##### Data in this exercise
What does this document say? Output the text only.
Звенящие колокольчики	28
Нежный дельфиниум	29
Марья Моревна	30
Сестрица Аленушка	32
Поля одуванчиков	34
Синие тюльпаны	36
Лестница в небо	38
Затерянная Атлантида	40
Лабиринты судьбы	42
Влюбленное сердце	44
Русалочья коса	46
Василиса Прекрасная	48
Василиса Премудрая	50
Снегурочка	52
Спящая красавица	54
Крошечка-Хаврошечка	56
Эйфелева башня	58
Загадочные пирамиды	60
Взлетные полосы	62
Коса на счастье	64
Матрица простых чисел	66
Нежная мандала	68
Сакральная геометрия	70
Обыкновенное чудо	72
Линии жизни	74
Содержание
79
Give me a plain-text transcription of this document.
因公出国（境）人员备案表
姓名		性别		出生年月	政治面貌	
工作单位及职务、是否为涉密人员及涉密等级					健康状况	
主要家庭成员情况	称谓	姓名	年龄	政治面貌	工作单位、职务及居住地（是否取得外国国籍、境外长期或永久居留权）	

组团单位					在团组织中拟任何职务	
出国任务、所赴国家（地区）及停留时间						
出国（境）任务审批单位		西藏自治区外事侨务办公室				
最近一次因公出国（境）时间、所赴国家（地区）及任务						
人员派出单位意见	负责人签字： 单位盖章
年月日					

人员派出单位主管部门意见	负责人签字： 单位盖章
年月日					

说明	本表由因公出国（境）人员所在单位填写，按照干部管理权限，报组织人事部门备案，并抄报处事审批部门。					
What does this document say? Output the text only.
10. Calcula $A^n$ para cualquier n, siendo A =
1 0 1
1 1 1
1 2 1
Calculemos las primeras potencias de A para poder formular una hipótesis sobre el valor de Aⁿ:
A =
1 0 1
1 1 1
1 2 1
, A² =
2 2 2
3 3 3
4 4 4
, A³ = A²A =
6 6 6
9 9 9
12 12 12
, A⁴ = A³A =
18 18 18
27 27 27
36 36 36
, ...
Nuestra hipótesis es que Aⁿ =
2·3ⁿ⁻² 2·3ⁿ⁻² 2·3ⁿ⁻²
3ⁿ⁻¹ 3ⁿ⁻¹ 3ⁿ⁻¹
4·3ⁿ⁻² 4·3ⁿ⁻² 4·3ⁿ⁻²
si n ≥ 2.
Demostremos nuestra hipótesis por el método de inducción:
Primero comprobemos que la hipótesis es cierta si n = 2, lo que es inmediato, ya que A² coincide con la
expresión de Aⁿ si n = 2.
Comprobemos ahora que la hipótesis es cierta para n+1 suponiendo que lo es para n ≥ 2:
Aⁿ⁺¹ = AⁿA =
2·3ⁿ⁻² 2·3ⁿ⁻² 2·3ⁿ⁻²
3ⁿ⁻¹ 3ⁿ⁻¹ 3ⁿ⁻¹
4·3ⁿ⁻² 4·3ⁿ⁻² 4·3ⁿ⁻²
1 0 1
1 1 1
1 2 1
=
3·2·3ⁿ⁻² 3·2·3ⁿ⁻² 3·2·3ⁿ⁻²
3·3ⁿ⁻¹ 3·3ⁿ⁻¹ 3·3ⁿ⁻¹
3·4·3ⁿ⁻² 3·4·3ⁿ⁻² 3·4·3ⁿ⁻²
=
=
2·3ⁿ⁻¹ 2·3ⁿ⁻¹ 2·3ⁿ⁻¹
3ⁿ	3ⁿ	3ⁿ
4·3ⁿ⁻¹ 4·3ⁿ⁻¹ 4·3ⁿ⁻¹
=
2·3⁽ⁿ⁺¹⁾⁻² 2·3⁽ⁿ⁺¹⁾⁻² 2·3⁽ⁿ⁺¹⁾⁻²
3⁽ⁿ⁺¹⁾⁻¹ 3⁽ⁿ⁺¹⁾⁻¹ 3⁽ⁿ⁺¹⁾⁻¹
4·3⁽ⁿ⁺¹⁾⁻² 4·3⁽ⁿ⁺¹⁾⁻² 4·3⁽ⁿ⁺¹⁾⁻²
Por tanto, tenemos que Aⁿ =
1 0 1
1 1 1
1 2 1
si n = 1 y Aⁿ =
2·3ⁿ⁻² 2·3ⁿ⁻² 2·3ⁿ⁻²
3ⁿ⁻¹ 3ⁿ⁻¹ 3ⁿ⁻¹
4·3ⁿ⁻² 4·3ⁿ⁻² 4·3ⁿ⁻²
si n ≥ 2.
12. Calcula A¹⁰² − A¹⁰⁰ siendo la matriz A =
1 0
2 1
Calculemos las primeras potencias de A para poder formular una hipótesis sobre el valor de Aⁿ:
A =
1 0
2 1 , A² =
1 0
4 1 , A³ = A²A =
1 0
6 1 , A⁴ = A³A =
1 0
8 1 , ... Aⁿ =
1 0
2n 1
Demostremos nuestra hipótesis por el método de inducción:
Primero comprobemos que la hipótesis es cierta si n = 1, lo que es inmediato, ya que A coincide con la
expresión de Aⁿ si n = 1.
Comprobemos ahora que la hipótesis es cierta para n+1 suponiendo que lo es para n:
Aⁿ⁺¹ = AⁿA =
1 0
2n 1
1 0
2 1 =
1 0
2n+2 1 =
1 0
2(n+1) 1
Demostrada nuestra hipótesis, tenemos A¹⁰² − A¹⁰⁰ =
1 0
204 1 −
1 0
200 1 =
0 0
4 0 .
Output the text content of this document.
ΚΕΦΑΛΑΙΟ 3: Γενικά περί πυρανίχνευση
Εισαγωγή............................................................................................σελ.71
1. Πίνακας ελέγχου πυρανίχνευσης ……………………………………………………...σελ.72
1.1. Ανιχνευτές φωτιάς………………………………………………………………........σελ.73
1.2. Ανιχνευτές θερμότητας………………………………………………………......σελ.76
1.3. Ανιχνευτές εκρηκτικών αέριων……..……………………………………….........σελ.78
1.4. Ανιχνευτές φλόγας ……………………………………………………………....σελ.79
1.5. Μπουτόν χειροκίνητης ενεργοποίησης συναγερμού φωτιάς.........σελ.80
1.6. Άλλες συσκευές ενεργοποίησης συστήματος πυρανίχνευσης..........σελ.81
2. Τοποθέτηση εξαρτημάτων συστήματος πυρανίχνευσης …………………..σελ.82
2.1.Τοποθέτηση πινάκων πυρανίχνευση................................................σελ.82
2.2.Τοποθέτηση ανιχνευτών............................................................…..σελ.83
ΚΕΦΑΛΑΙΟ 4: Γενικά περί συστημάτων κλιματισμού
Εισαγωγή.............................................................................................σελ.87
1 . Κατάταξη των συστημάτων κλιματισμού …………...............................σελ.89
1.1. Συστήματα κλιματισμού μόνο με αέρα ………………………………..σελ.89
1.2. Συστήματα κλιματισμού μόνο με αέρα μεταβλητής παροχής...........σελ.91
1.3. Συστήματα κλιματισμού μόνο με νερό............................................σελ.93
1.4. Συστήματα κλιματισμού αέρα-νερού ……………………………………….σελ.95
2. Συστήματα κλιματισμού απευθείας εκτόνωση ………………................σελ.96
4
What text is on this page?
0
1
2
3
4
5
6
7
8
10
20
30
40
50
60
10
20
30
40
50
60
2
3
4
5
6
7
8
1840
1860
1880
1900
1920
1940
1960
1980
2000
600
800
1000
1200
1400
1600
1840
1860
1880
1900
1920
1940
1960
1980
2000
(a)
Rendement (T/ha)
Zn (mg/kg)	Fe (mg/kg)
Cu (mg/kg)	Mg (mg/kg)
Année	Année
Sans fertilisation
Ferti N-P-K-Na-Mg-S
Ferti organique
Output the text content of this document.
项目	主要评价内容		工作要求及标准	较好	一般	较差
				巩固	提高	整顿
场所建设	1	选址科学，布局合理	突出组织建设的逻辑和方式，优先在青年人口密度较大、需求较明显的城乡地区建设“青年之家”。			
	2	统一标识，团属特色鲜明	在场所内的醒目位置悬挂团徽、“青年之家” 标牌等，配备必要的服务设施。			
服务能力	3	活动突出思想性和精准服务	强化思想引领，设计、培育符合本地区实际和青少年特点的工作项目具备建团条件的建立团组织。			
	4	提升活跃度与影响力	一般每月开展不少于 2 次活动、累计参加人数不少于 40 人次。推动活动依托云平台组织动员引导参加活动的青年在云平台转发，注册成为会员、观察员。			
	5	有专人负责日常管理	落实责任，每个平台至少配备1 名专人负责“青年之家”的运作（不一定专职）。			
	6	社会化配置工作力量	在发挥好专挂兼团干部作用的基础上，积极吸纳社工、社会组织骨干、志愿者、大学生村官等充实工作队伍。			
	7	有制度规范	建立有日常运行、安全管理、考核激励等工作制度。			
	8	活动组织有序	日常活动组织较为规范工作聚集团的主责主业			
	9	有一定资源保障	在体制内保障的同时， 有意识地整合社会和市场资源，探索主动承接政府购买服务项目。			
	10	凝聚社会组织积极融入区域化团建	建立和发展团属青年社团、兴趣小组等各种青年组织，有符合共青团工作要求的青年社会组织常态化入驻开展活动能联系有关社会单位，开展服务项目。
##########
Aim
How many of the lines above hold "负责人签字"? Answer with only the number.

Response to the exercise
2